## WORK TO COMPLETE
An exact copy of the records is required, minus the pictures they hold.

## SOURCE DATA
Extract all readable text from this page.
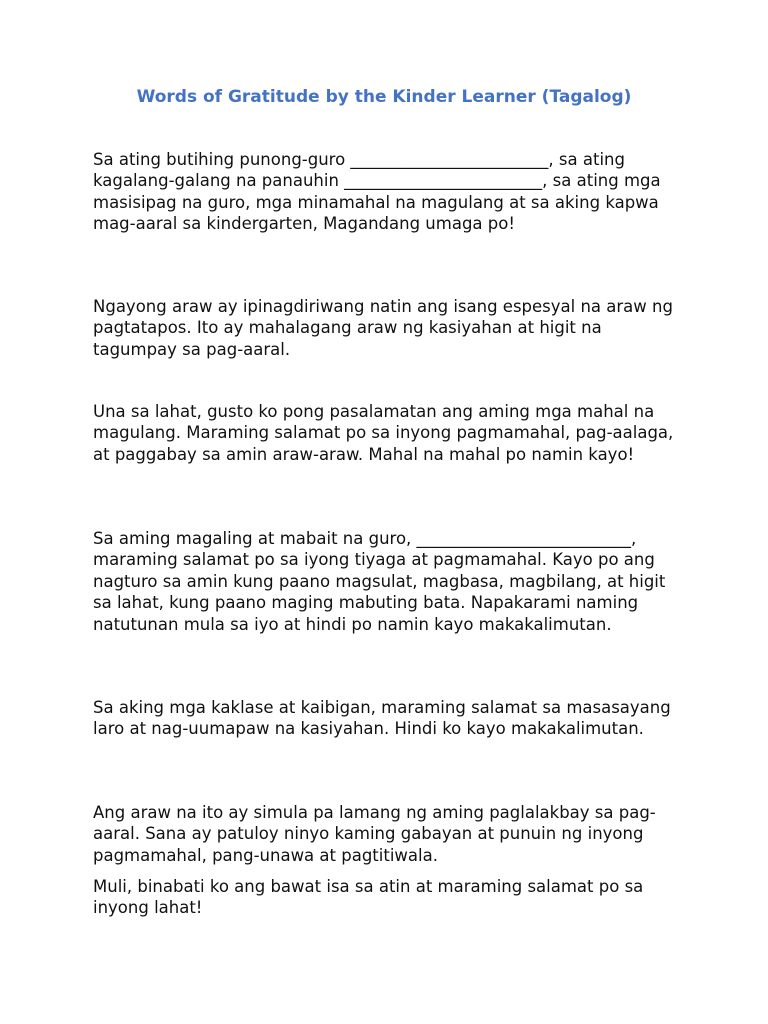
Words of Gratitude by the Kinder Learner (Tagalog)

Sa ating butihing punong-guro ________________________, sa ating kagalang-galang na panauhin ________________________, sa ating mga masisipag na guro, mga minamahal na magulang at sa aking kapwa mag-aaral sa kindergarten, Magandang umaga po!

Ngayong araw ay ipinagdiriwang natin ang isang espesyal na araw ng pagtatapos. Ito ay mahalagang araw ng kasiyahan at higit na tagumpay sa pag-aaral.

Una sa lahat, gusto ko pong pasalamatan ang aming mga mahal na magulang. Maraming salamat po sa inyong pagmamahal, pag-aalaga, at paggabay sa amin araw-araw. Mahal na mahal po namin kayo!

Sa aming magaling at mabait na guro, __________________________, maraming salamat po sa iyong tiyaga at pagmamahal. Kayo po ang nagturo sa amin kung paano magsulat, magbasa, magbilang, at higit sa lahat, kung paano maging mabuting bata. Napakarami naming natutunan mula sa iyo at hindi po namin kayo makakalimutan.

Sa aking mga kaklase at kaibigan, maraming salamat sa masasayang laro at nag-uumapaw na kasiyahan. Hindi ko kayo makakalimutan.

Ang araw na ito ay simula pa lamang ng aming paglalakbay sa pag-aaral. Sana ay patuloy ninyo kaming gabayan at punuin ng inyong pagmamahal, pang-unawa at pagtitiwala.

Muli, binabati ko ang bawat isa sa atin at maraming salamat po sa inyong lahat!
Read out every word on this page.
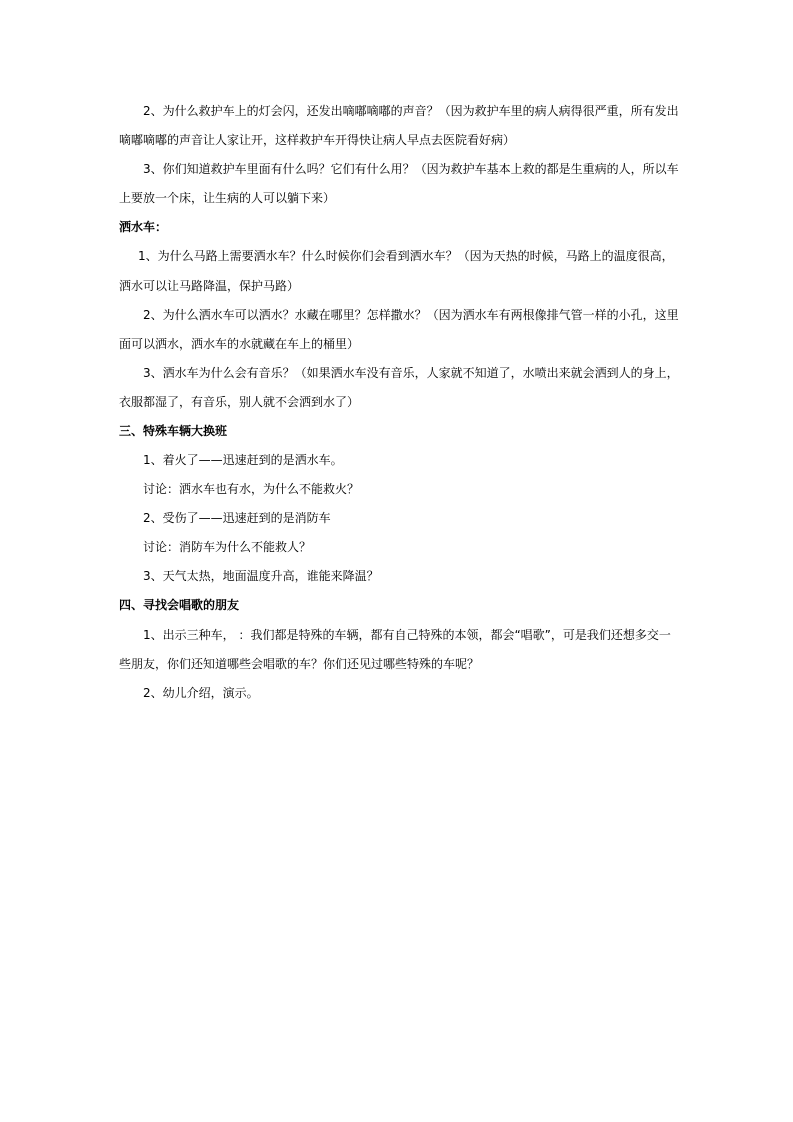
2、为什么救护车上的灯会闪，还发出嘀嘟嘀嘟的声音？（因为救护车里的病人病得很严重，所有发出
嘀嘟嘀嘟的声音让人家让开，这样救护车开得快让病人早点去医院看好病）
3、你们知道救护车里面有什么吗？它们有什么用？（因为救护车基本上救的都是生重病的人，所以车
上要放一个床，让生病的人可以躺下来）
洒水车：
1、为什么马路上需要洒水车？什么时候你们会看到洒水车？（因为天热的时候，马路上的温度很高，
洒水可以让马路降温，保护马路）
2、为什么洒水车可以洒水？水藏在哪里？怎样撒水？（因为洒水车有两根像排气管一样的小孔，这里
面可以洒水，洒水车的水就藏在车上的桶里）
3、洒水车为什么会有音乐？（如果洒水车没有音乐，人家就不知道了，水喷出来就会洒到人的身上，
衣服都湿了，有音乐，别人就不会洒到水了）
三、特殊车辆大换班
1、着火了——迅速赶到的是洒水车。
讨论：洒水车也有水，为什么不能救火？
2、受伤了——迅速赶到的是消防车
讨论：消防车为什么不能救人？
3、天气太热，地面温度升高，谁能来降温？
四、寻找会唱歌的朋友
1、出示三种车， ：我们都是特殊的车辆，都有自己特殊的本领，都会“唱歌”，可是我们还想多交一
些朋友，你们还知道哪些会唱歌的车？你们还见过哪些特殊的车呢？
2、幼儿介绍，演示。
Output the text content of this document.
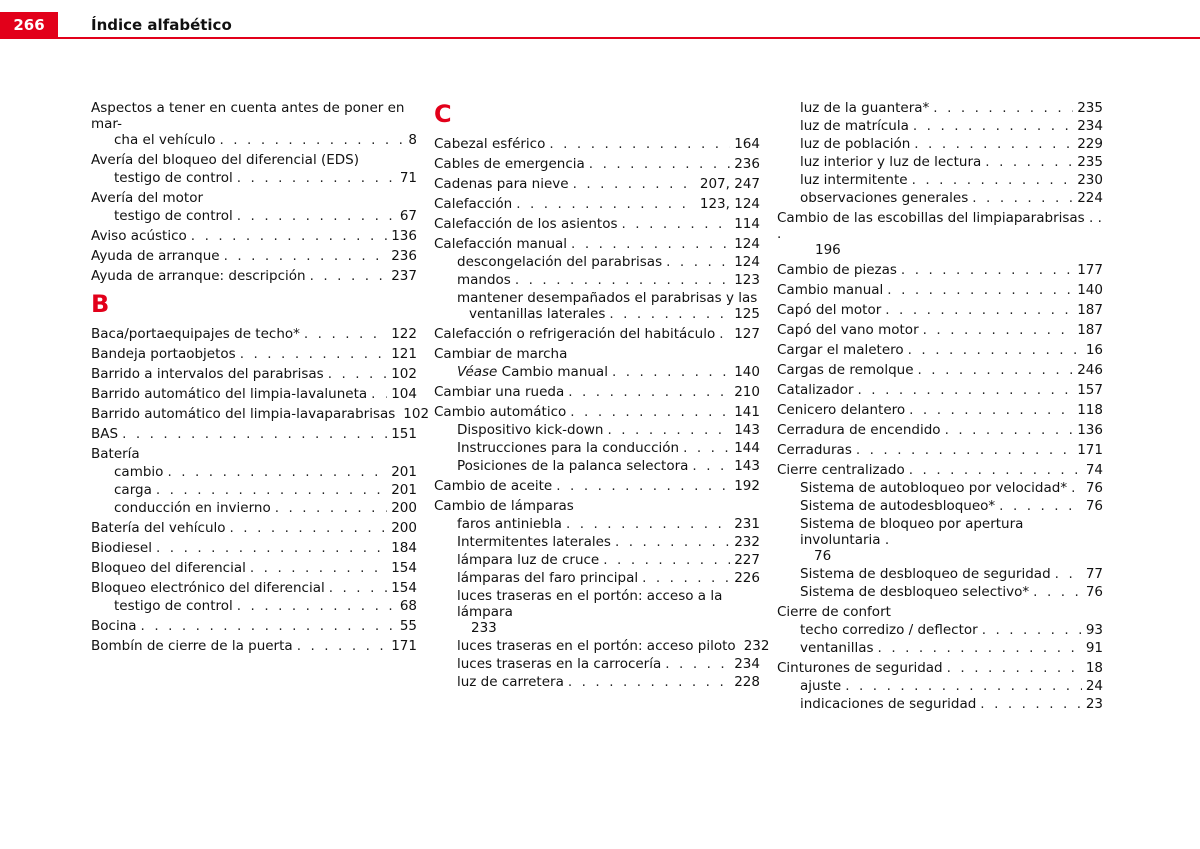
266	Índice alfabético
Aspectos a tener en cuenta antes de poner en mar-
cha el vehículo . . .	8
Avería del bloqueo del diferencial (EDS)
testigo de control . . .	71
Avería del motor
testigo de control . . .	67
Aviso acústico . . .	136
Ayuda de arranque . . .	236
Ayuda de arranque: descripción . . .	237
B
Baca/portaequipajes de techo* . . .	122
Bandeja portaobjetos . . .	121
Barrido a intervalos del parabrisas . . .	102
Barrido automático del limpia-lavaluneta . . . 104
Barrido automático del limpia-lavaparabrisas 102
BAS . . .	151
Batería
cambio . . .	201
carga . . .	201
conducción en invierno . . .	200
Batería del vehículo . . .	200
Biodiesel . . .	184
Bloqueo del diferencial . . .	154
Bloqueo electrónico del diferencial . . .	154
testigo de control . . .	68
Bocina . . .	55
Bombín de cierre de la puerta . . .	171
C
Cabezal esférico . . .	164
Cables de emergencia . . .	236
Cadenas para nieve . . .	207, 247
Calefacción . . .	123, 124
Calefacción de los asientos . . .	114
Calefacción manual . . .	124
descongelación del parabrisas . . .	124
mandos . . .	123
mantener desempañados el parabrisas y las
ventanillas laterales . . .	125
Calefacción o refrigeración del habitáculo . . . 127
Cambiar de marcha
Véase Cambio manual . . .	140
Cambiar una rueda . . .	210
Cambio automático . . .	141
Dispositivo kick-down . . .	143
Instrucciones para la conducción . . .	144
Posiciones de la palanca selectora . . .	143
Cambio de aceite . . .	192
Cambio de lámparas
faros antiniebla . . .	231
Intermitentes laterales . . .	232
lámpara luz de cruce . . .	227
lámparas del faro principal . . .	226
luces traseras en el portón: acceso a la lámpara
233
luces traseras en el portón: acceso piloto 232
luces traseras en la carrocería . . .	234
luz de carretera . . .	228
luz de la guantera* . . .	235
luz de matrícula . . .	234
luz de población . . .	229
luz interior y luz de lectura . . .	235
luz intermitente . . .	230
observaciones generales . . .	224
Cambio de las escobillas del limpiaparabrisas . . .
196
Cambio de piezas . . .	177
Cambio manual . . .	140
Capó del motor . . .	187
Capó del vano motor . . .	187
Cargar el maletero . . .	16
Cargas de remolque . . .	246
Catalizador . . .	157
Cenicero delantero . . .	118
Cerradura de encendido . . .	136
Cerraduras . . .	171
Cierre centralizado . . .	74
Sistema de autobloqueo por velocidad* . . . 76
Sistema de autodesbloqueo* . . .	76
Sistema de bloqueo por apertura involuntaria .
76
Sistema de desbloqueo de seguridad . . .	77
Sistema de desbloqueo selectivo* . . .	76
Cierre de confort
techo corredizo / deflector . . .	93
ventanillas . . .	91
Cinturones de seguridad . . .	18
ajuste . . .	24
indicaciones de seguridad . . .	23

## PROBLEM SOLUTION
Extract all readable text from this page.
Words of Gratitude by the Kinder Learner (Tagalog)

Sa ating butihing punong-guro ________________________, sa ating kagalang-galang na panauhin ________________________, sa ating mga masisipag na guro, mga minamahal na magulang at sa aking kapwa mag-aaral sa kindergarten, Magandang umaga po!

Ngayong araw ay ipinagdiriwang natin ang isang espesyal na araw ng pagtatapos. Ito ay mahalagang araw ng kasiyahan at higit na tagumpay sa pag-aaral.

Una sa lahat, gusto ko pong pasalamatan ang aming mga mahal na magulang. Maraming salamat po sa inyong pagmamahal, pag-aalaga, at paggabay sa amin araw-araw. Mahal na mahal po namin kayo!

Sa aming magaling at mabait na guro, __________________________, maraming salamat po sa iyong tiyaga at pagmamahal. Kayo po ang nagturo sa amin kung paano magsulat, magbasa, magbilang, at higit sa lahat, kung paano maging mabuting bata. Napakarami naming natutunan mula sa iyo at hindi po namin kayo makakalimutan.

Sa aking mga kaklase at kaibigan, maraming salamat sa masasayang laro at nag-uumapaw na kasiyahan. Hindi ko kayo makakalimutan.

Ang araw na ito ay simula pa lamang ng aming paglalakbay sa pag-aaral. Sana ay patuloy ninyo kaming gabayan at punuin ng inyong pagmamahal, pang-unawa at pagtitiwala.

Muli, binabati ko ang bawat isa sa atin at maraming salamat po sa inyong lahat!
Read out every word on this page.
2、为什么救护车上的灯会闪，还发出嘀嘟嘀嘟的声音？（因为救护车里的病人病得很严重，所有发出
嘀嘟嘀嘟的声音让人家让开，这样救护车开得快让病人早点去医院看好病）
3、你们知道救护车里面有什么吗？它们有什么用？（因为救护车基本上救的都是生重病的人，所以车
上要放一个床，让生病的人可以躺下来）
洒水车：
1、为什么马路上需要洒水车？什么时候你们会看到洒水车？（因为天热的时候，马路上的温度很高，
洒水可以让马路降温，保护马路）
2、为什么洒水车可以洒水？水藏在哪里？怎样撒水？（因为洒水车有两根像排气管一样的小孔，这里
面可以洒水，洒水车的水就藏在车上的桶里）
3、洒水车为什么会有音乐？（如果洒水车没有音乐，人家就不知道了，水喷出来就会洒到人的身上，
衣服都湿了，有音乐，别人就不会洒到水了）
三、特殊车辆大换班
1、着火了——迅速赶到的是洒水车。
讨论：洒水车也有水，为什么不能救火？
2、受伤了——迅速赶到的是消防车
讨论：消防车为什么不能救人？
3、天气太热，地面温度升高，谁能来降温？
四、寻找会唱歌的朋友
1、出示三种车， ：我们都是特殊的车辆，都有自己特殊的本领，都会“唱歌”，可是我们还想多交一
些朋友，你们还知道哪些会唱歌的车？你们还见过哪些特殊的车呢？
2、幼儿介绍，演示。
Output the text content of this document.
266	Índice alfabético
Aspectos a tener en cuenta antes de poner en mar-
cha el vehículo . . .	8
Avería del bloqueo del diferencial (EDS)
testigo de control . . .	71
Avería del motor
testigo de control . . .	67
Aviso acústico . . .	136
Ayuda de arranque . . .	236
Ayuda de arranque: descripción . . .	237
B
Baca/portaequipajes de techo* . . .	122
Bandeja portaobjetos . . .	121
Barrido a intervalos del parabrisas . . .	102
Barrido automático del limpia-lavaluneta . . . 104
Barrido automático del limpia-lavaparabrisas 102
BAS . . .	151
Batería
cambio . . .	201
carga . . .	201
conducción en invierno . . .	200
Batería del vehículo . . .	200
Biodiesel . . .	184
Bloqueo del diferencial . . .	154
Bloqueo electrónico del diferencial . . .	154
testigo de control . . .	68
Bocina . . .	55
Bombín de cierre de la puerta . . .	171
C
Cabezal esférico . . .	164
Cables de emergencia . . .	236
Cadenas para nieve . . .	207, 247
Calefacción . . .	123, 124
Calefacción de los asientos . . .	114
Calefacción manual . . .	124
descongelación del parabrisas . . .	124
mandos . . .	123
mantener desempañados el parabrisas y las
ventanillas laterales . . .	125
Calefacción o refrigeración del habitáculo . . . 127
Cambiar de marcha
Véase Cambio manual . . .	140
Cambiar una rueda . . .	210
Cambio automático . . .	141
Dispositivo kick-down . . .	143
Instrucciones para la conducción . . .	144
Posiciones de la palanca selectora . . .	143
Cambio de aceite . . .	192
Cambio de lámparas
faros antiniebla . . .	231
Intermitentes laterales . . .	232
lámpara luz de cruce . . .	227
lámparas del faro principal . . .	226
luces traseras en el portón: acceso a la lámpara
233
luces traseras en el portón: acceso piloto 232
luces traseras en la carrocería . . .	234
luz de carretera . . .	228
luz de la guantera* . . .	235
luz de matrícula . . .	234
luz de población . . .	229
luz interior y luz de lectura . . .	235
luz intermitente . . .	230
observaciones generales . . .	224
Cambio de las escobillas del limpiaparabrisas . . .
196
Cambio de piezas . . .	177
Cambio manual . . .	140
Capó del motor . . .	187
Capó del vano motor . . .	187
Cargar el maletero . . .	16
Cargas de remolque . . .	246
Catalizador . . .	157
Cenicero delantero . . .	118
Cerradura de encendido . . .	136
Cerraduras . . .	171
Cierre centralizado . . .	74
Sistema de autobloqueo por velocidad* . . . 76
Sistema de autodesbloqueo* . . .	76
Sistema de bloqueo por apertura involuntaria .
76
Sistema de desbloqueo de seguridad . . .	77
Sistema de desbloqueo selectivo* . . .	76
Cierre de confort
techo corredizo / deflector . . .	93
ventanillas . . .	91
Cinturones de seguridad . . .	18
ajuste . . .	24
indicaciones de seguridad . . .	23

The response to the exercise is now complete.